DATA SECTION:
:::::
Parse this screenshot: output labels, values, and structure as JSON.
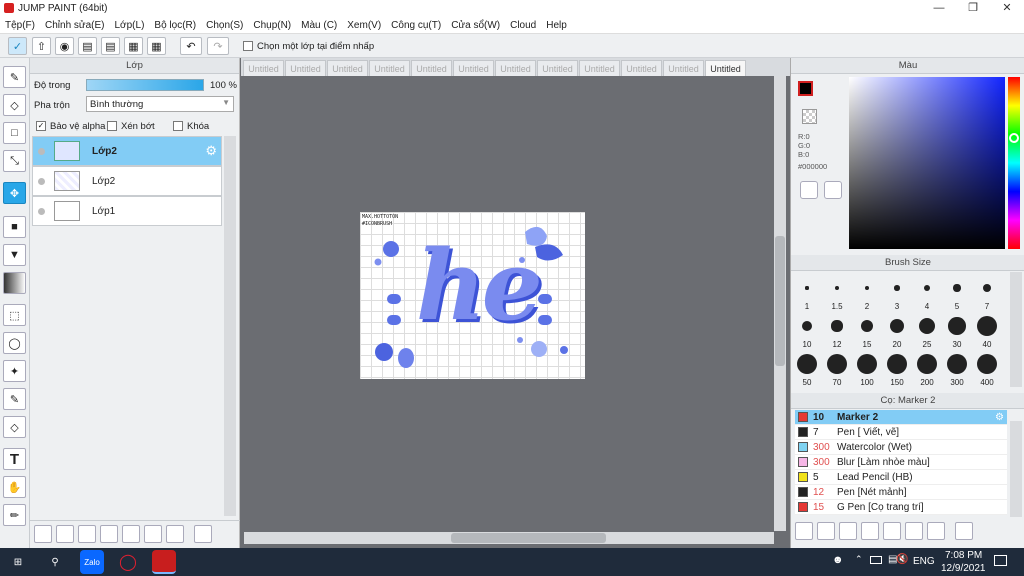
{
  "app": {
    "title": "JUMP PAINT (64bit)"
  },
  "menu": [
    "Tệp(F)",
    "Chỉnh sửa(E)",
    "Lớp(L)",
    "Bộ lọc(R)",
    "Chọn(S)",
    "Chụp(N)",
    "Màu (C)",
    "Xem(V)",
    "Công cụ(T)",
    "Cửa sổ(W)",
    "Cloud",
    "Help"
  ],
  "toolbar": {
    "select_layer_label": "Chọn một lớp tại điểm nhấp"
  },
  "layer_panel": {
    "title": "Lớp",
    "opacity_label": "Độ trong",
    "opacity_value": "100 %",
    "opacity_fraction": 1.0,
    "blend_label": "Pha trộn",
    "blend_value": "Bình thường",
    "protect_alpha_label": "Bảo vệ alpha",
    "clip_label": "Xén bớt",
    "lock_label": "Khóa",
    "layers": [
      {
        "name": "Lớp2"
      },
      {
        "name": "Lớp2"
      },
      {
        "name": "Lớp1"
      }
    ]
  },
  "tabs": [
    "Untitled",
    "Untitled",
    "Untitled",
    "Untitled",
    "Untitled",
    "Untitled",
    "Untitled",
    "Untitled",
    "Untitled",
    "Untitled",
    "Untitled",
    "Untitled"
  ],
  "color_panel": {
    "title": "Màu",
    "r": "R:0",
    "g": "G:0",
    "b": "B:0",
    "hex": "#000000"
  },
  "brush_size": {
    "title": "Brush Size",
    "sizes": [
      "1",
      "1.5",
      "2",
      "3",
      "4",
      "5",
      "7",
      "10",
      "12",
      "15",
      "20",
      "25",
      "30",
      "40",
      "50",
      "70",
      "100",
      "150",
      "200",
      "300",
      "400"
    ]
  },
  "tool_panel": {
    "title": "Cọ: Marker 2",
    "tools": [
      {
        "num": "10",
        "name": "Marker 2",
        "color": "#e53935"
      },
      {
        "num": "7",
        "name": "Pen [ Viết, vẽ]",
        "color": "#222222"
      },
      {
        "num": "300",
        "name": "Watercolor (Wet)",
        "color": "#7fd3f2"
      },
      {
        "num": "300",
        "name": "Blur [Làm nhòe màu]",
        "color": "#f6b6e6"
      },
      {
        "num": "5",
        "name": "Lead Pencil (HB)",
        "color": "#f2e21a"
      },
      {
        "num": "12",
        "name": "Pen [Nét mảnh]",
        "color": "#222222"
      },
      {
        "num": "15",
        "name": "G Pen [Cọ trang trí]",
        "color": "#e53935"
      }
    ]
  },
  "canvas_art": {
    "small_text_1": "MAX.HOTTOTON",
    "small_text_2": "#ICONBRUSH",
    "main_text": "he"
  },
  "taskbar": {
    "time": "7:08 PM",
    "date": "12/9/2021",
    "lang": "ENG",
    "app1": "Zalo"
  }
}
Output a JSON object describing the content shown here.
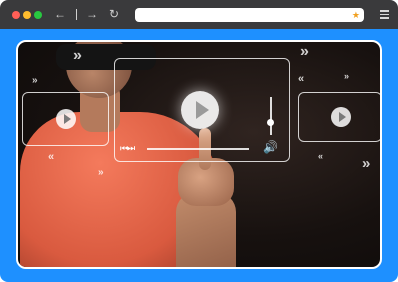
:::::
INSTRUCTION:
Your copy should hold every record word for word and none of the pictures.

FULL ANSWER:
Parse this screenshot: output labels, values, and structure as JSON.
{
  "app": {
    "title": "JUMP PAINT (64bit)"
  },
  "menu": [
    "Tệp(F)",
    "Chỉnh sửa(E)",
    "Lớp(L)",
    "Bộ lọc(R)",
    "Chọn(S)",
    "Chụp(N)",
    "Màu (C)",
    "Xem(V)",
    "Công cụ(T)",
    "Cửa sổ(W)",
    "Cloud",
    "Help"
  ],
  "toolbar": {
    "select_layer_label": "Chọn một lớp tại điểm nhấp"
  },
  "layer_panel": {
    "title": "Lớp",
    "opacity_label": "Độ trong",
    "opacity_value": "100 %",
    "opacity_fraction": 1.0,
    "blend_label": "Pha trộn",
    "blend_value": "Bình thường",
    "protect_alpha_label": "Bảo vệ alpha",
    "clip_label": "Xén bớt",
    "lock_label": "Khóa",
    "layers": [
      {
        "name": "Lớp2"
      },
      {
        "name": "Lớp2"
      },
      {
        "name": "Lớp1"
      }
    ]
  },
  "tabs": [
    "Untitled",
    "Untitled",
    "Untitled",
    "Untitled",
    "Untitled",
    "Untitled",
    "Untitled",
    "Untitled",
    "Untitled",
    "Untitled",
    "Untitled",
    "Untitled"
  ],
  "color_panel": {
    "title": "Màu",
    "r": "R:0",
    "g": "G:0",
    "b": "B:0",
    "hex": "#000000"
  },
  "brush_size": {
    "title": "Brush Size",
    "sizes": [
      "1",
      "1.5",
      "2",
      "3",
      "4",
      "5",
      "7",
      "10",
      "12",
      "15",
      "20",
      "25",
      "30",
      "40",
      "50",
      "70",
      "100",
      "150",
      "200",
      "300",
      "400"
    ]
  },
  "tool_panel": {
    "title": "Cọ: Marker 2",
    "tools": [
      {
        "num": "10",
        "name": "Marker 2",
        "color": "#e53935"
      },
      {
        "num": "7",
        "name": "Pen [ Viết, vẽ]",
        "color": "#222222"
      },
      {
        "num": "300",
        "name": "Watercolor (Wet)",
        "color": "#7fd3f2"
      },
      {
        "num": "300",
        "name": "Blur [Làm nhòe màu]",
        "color": "#f6b6e6"
      },
      {
        "num": "5",
        "name": "Lead Pencil (HB)",
        "color": "#f2e21a"
      },
      {
        "num": "12",
        "name": "Pen [Nét mảnh]",
        "color": "#222222"
      },
      {
        "num": "15",
        "name": "G Pen [Cọ trang trí]",
        "color": "#e53935"
      }
    ]
  },
  "canvas_art": {
    "small_text_1": "MAX.HOTTOTON",
    "small_text_2": "#ICONBRUSH",
    "main_text": "he"
  },
  "taskbar": {
    "time": "7:08 PM",
    "date": "12/9/2021",
    "lang": "ENG",
    "app1": "Zalo"
  }
}
Output a JSON object describing the content shown here.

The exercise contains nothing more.